[Spatial layout data]
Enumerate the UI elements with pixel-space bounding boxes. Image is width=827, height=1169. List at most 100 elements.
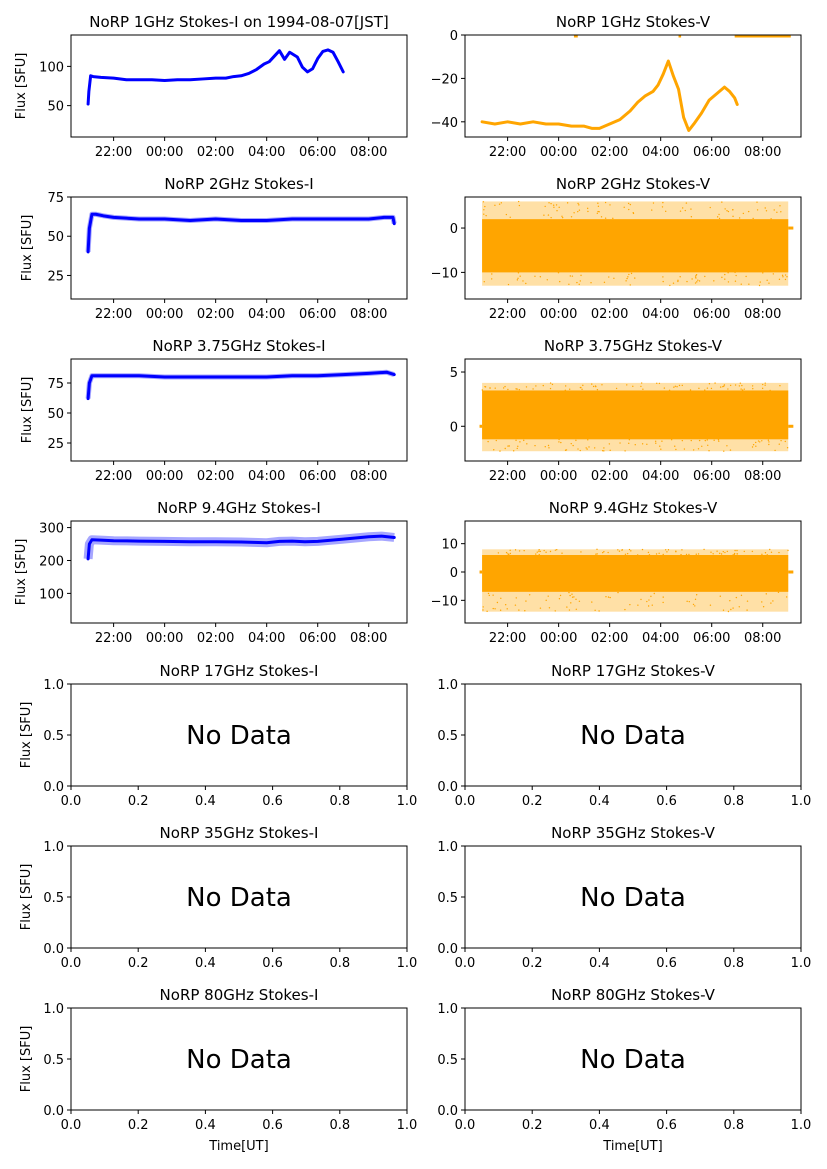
scatter-point <box>779 384 781 387</box>
x-tick-label: 22:00 <box>489 307 526 322</box>
y-tick-label: 200 <box>39 554 64 569</box>
scatter-point <box>678 384 681 387</box>
scatter-point <box>587 210 589 213</box>
scatter-point <box>786 447 789 449</box>
x-tick-label: 0.6 <box>656 956 677 971</box>
x-tick-label: 22:00 <box>489 631 526 646</box>
panel-title: NoRP 80GHz Stokes-V <box>551 986 716 1004</box>
axes-frame <box>464 196 802 300</box>
scatter-point <box>543 549 545 552</box>
scatter-point <box>587 439 589 441</box>
scatter-point <box>663 387 666 389</box>
scatter-point <box>507 283 510 286</box>
scatter-point <box>536 551 538 553</box>
scatter-point <box>755 445 757 447</box>
y-tick-label: 0 <box>450 420 458 435</box>
scatter-point <box>493 449 495 451</box>
x-tick-label: 0.2 <box>522 1118 543 1133</box>
scatter-point <box>523 549 525 552</box>
x-tick-label: 0.6 <box>262 1118 283 1133</box>
y-tick-label: 0.0 <box>43 942 64 957</box>
scatter-point <box>556 548 558 551</box>
scatter-point <box>571 275 574 277</box>
scatter-point <box>602 449 604 452</box>
x-tick-label: 0.4 <box>589 1118 610 1133</box>
x-tick-label: 0.0 <box>455 956 476 971</box>
scatter-point <box>629 284 631 286</box>
scatter-point <box>646 600 648 603</box>
scatter-point <box>507 388 509 391</box>
y-tick-label: 0.0 <box>437 780 458 795</box>
panel-title: NoRP 9.4GHz Stokes-I <box>157 499 321 517</box>
panel-title: NoRP 3.75GHz Stokes-V <box>544 337 723 355</box>
scatter-point <box>743 550 745 553</box>
x-tick-label: 0.4 <box>195 794 216 809</box>
scatter-point <box>522 280 524 282</box>
scatter-point <box>759 441 761 443</box>
x-tick-label: 08:00 <box>744 631 781 646</box>
scatter-point <box>553 206 555 208</box>
scatter-point <box>548 607 551 609</box>
scatter-point <box>619 442 621 444</box>
scatter-point <box>490 278 493 280</box>
scatter-point <box>658 382 661 385</box>
scatter-point <box>719 595 721 597</box>
scatter-point <box>722 550 724 553</box>
scatter-point <box>518 388 521 391</box>
y-tick-label: −40 <box>431 116 458 131</box>
scatter-point <box>738 606 740 608</box>
scatter-point <box>586 207 589 210</box>
scatter-point <box>653 592 655 595</box>
scatter-point <box>722 609 725 611</box>
y-tick-label: 0.0 <box>43 1104 64 1119</box>
scatter-point <box>729 384 732 387</box>
x-tick-label: 00:00 <box>540 307 577 322</box>
scatter-point <box>580 551 582 553</box>
scatter-point <box>761 553 763 556</box>
scatter-point <box>640 382 643 384</box>
panel-title: NoRP 2GHz Stokes-V <box>556 175 711 193</box>
panel-title: NoRP 80GHz Stokes-I <box>160 986 319 1004</box>
scatter-point <box>670 439 673 441</box>
x-tick-label: 06:00 <box>299 145 336 160</box>
scatter-point <box>747 210 750 213</box>
scatter-point <box>690 216 693 218</box>
y-axis-label: Flux [SFU] <box>14 53 29 120</box>
scatter-point <box>765 593 767 595</box>
scatter-point <box>732 209 734 211</box>
scatter-point <box>732 607 734 609</box>
scatter-point <box>716 216 719 218</box>
scatter-point <box>681 549 683 551</box>
scatter-point <box>596 548 598 551</box>
x-tick-label: 0.0 <box>455 1118 476 1133</box>
scatter-point <box>784 274 787 276</box>
x-tick-label: 0.0 <box>61 1118 82 1133</box>
scatter-point <box>719 386 722 388</box>
scatter-point <box>608 276 610 278</box>
scatter-point <box>681 384 683 387</box>
scatter-point <box>654 440 657 442</box>
scatter-point <box>765 210 768 212</box>
scatter-point <box>629 203 632 206</box>
scatter-point <box>548 202 550 204</box>
scatter-point <box>592 385 595 388</box>
scatter-point <box>741 389 744 391</box>
scatter-point <box>509 216 511 219</box>
scatter-point <box>596 388 599 391</box>
scatter-point <box>528 594 531 596</box>
scatter-point <box>484 205 486 208</box>
x-tick-label: 1.0 <box>397 956 418 971</box>
x-tick-label: 04:00 <box>248 145 285 160</box>
axes-frame <box>70 358 408 462</box>
scatter-point <box>740 594 743 597</box>
scatter-point <box>523 439 525 442</box>
x-tick-label: 02:00 <box>197 469 234 484</box>
scatter-point <box>648 599 650 601</box>
scatter-point <box>597 205 600 208</box>
scatter-point <box>628 548 631 551</box>
x-tick-label: 04:00 <box>642 631 679 646</box>
x-tick-label: 0.2 <box>522 794 543 809</box>
scatter-point <box>524 610 526 612</box>
scatter-point <box>525 282 527 285</box>
scatter-point <box>674 445 676 447</box>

WHAT IS REQUIRED | Can you transcribe every one of the items above verbatim, leaving the pictures out of your answer?

EXERCISE RESPONSE |
Enumerate the UI elements with pixel-space bounding boxes. Image is width=827, height=1169. List at most 100 elements.
scatter-point <box>779 384 781 387</box>
x-tick-label: 22:00 <box>489 307 526 322</box>
y-tick-label: 200 <box>39 554 64 569</box>
scatter-point <box>678 384 681 387</box>
scatter-point <box>587 210 589 213</box>
scatter-point <box>786 447 789 449</box>
x-tick-label: 0.6 <box>656 956 677 971</box>
x-tick-label: 22:00 <box>489 631 526 646</box>
panel-title: NoRP 80GHz Stokes-V <box>551 986 716 1004</box>
axes-frame <box>464 196 802 300</box>
scatter-point <box>543 549 545 552</box>
scatter-point <box>587 439 589 441</box>
scatter-point <box>663 387 666 389</box>
scatter-point <box>507 283 510 286</box>
scatter-point <box>536 551 538 553</box>
scatter-point <box>755 445 757 447</box>
y-tick-label: 0 <box>450 420 458 435</box>
scatter-point <box>493 449 495 451</box>
x-tick-label: 0.2 <box>522 1118 543 1133</box>
scatter-point <box>523 549 525 552</box>
x-tick-label: 0.6 <box>262 1118 283 1133</box>
y-tick-label: 0.0 <box>43 942 64 957</box>
scatter-point <box>556 548 558 551</box>
scatter-point <box>571 275 574 277</box>
scatter-point <box>602 449 604 452</box>
x-tick-label: 0.4 <box>589 1118 610 1133</box>
x-tick-label: 0.0 <box>455 956 476 971</box>
scatter-point <box>629 284 631 286</box>
scatter-point <box>646 600 648 603</box>
scatter-point <box>507 388 509 391</box>
y-tick-label: 0.0 <box>437 780 458 795</box>
panel-title: NoRP 9.4GHz Stokes-I <box>157 499 321 517</box>
panel-title: NoRP 3.75GHz Stokes-V <box>544 337 723 355</box>
scatter-point <box>743 550 745 553</box>
x-tick-label: 0.4 <box>195 794 216 809</box>
scatter-point <box>522 280 524 282</box>
scatter-point <box>759 441 761 443</box>
x-tick-label: 08:00 <box>744 631 781 646</box>
scatter-point <box>553 206 555 208</box>
scatter-point <box>548 607 551 609</box>
scatter-point <box>619 442 621 444</box>
scatter-point <box>490 278 493 280</box>
scatter-point <box>658 382 661 385</box>
scatter-point <box>719 595 721 597</box>
scatter-point <box>722 550 724 553</box>
scatter-point <box>518 388 521 391</box>
y-tick-label: −40 <box>431 116 458 131</box>
scatter-point <box>738 606 740 608</box>
scatter-point <box>586 207 589 210</box>
scatter-point <box>653 592 655 595</box>
scatter-point <box>722 609 725 611</box>
y-tick-label: 0.0 <box>43 1104 64 1119</box>
scatter-point <box>729 384 732 387</box>
x-tick-label: 00:00 <box>540 307 577 322</box>
scatter-point <box>580 551 582 553</box>
scatter-point <box>761 553 763 556</box>
scatter-point <box>640 382 643 384</box>
panel-title: NoRP 2GHz Stokes-V <box>556 175 711 193</box>
panel-title: NoRP 80GHz Stokes-I <box>160 986 319 1004</box>
scatter-point <box>670 439 673 441</box>
x-tick-label: 06:00 <box>299 145 336 160</box>
scatter-point <box>747 210 750 213</box>
scatter-point <box>690 216 693 218</box>
y-axis-label: Flux [SFU] <box>14 53 29 120</box>
scatter-point <box>765 593 767 595</box>
scatter-point <box>732 209 734 211</box>
scatter-point <box>732 607 734 609</box>
scatter-point <box>716 216 719 218</box>
scatter-point <box>681 549 683 551</box>
scatter-point <box>596 548 598 551</box>
x-tick-label: 0.0 <box>455 1118 476 1133</box>
scatter-point <box>784 274 787 276</box>
x-tick-label: 0.0 <box>61 1118 82 1133</box>
scatter-point <box>719 386 722 388</box>
scatter-point <box>608 276 610 278</box>
scatter-point <box>681 384 683 387</box>
scatter-point <box>654 440 657 442</box>
scatter-point <box>765 210 768 212</box>
scatter-point <box>629 203 632 206</box>
scatter-point <box>548 202 550 204</box>
scatter-point <box>592 385 595 388</box>
scatter-point <box>741 389 744 391</box>
scatter-point <box>509 216 511 219</box>
scatter-point <box>596 388 599 391</box>
scatter-point <box>528 594 531 596</box>
scatter-point <box>484 205 486 208</box>
x-tick-label: 1.0 <box>397 956 418 971</box>
x-tick-label: 04:00 <box>248 145 285 160</box>
axes-frame <box>70 358 408 462</box>
scatter-point <box>740 594 743 597</box>
scatter-point <box>523 439 525 442</box>
x-tick-label: 02:00 <box>197 469 234 484</box>
scatter-point <box>648 599 650 601</box>
scatter-point <box>597 205 600 208</box>
scatter-point <box>628 548 631 551</box>
x-tick-label: 04:00 <box>642 631 679 646</box>
x-tick-label: 0.2 <box>522 794 543 809</box>
scatter-point <box>524 610 526 612</box>
scatter-point <box>525 282 527 285</box>
scatter-point <box>674 445 676 447</box>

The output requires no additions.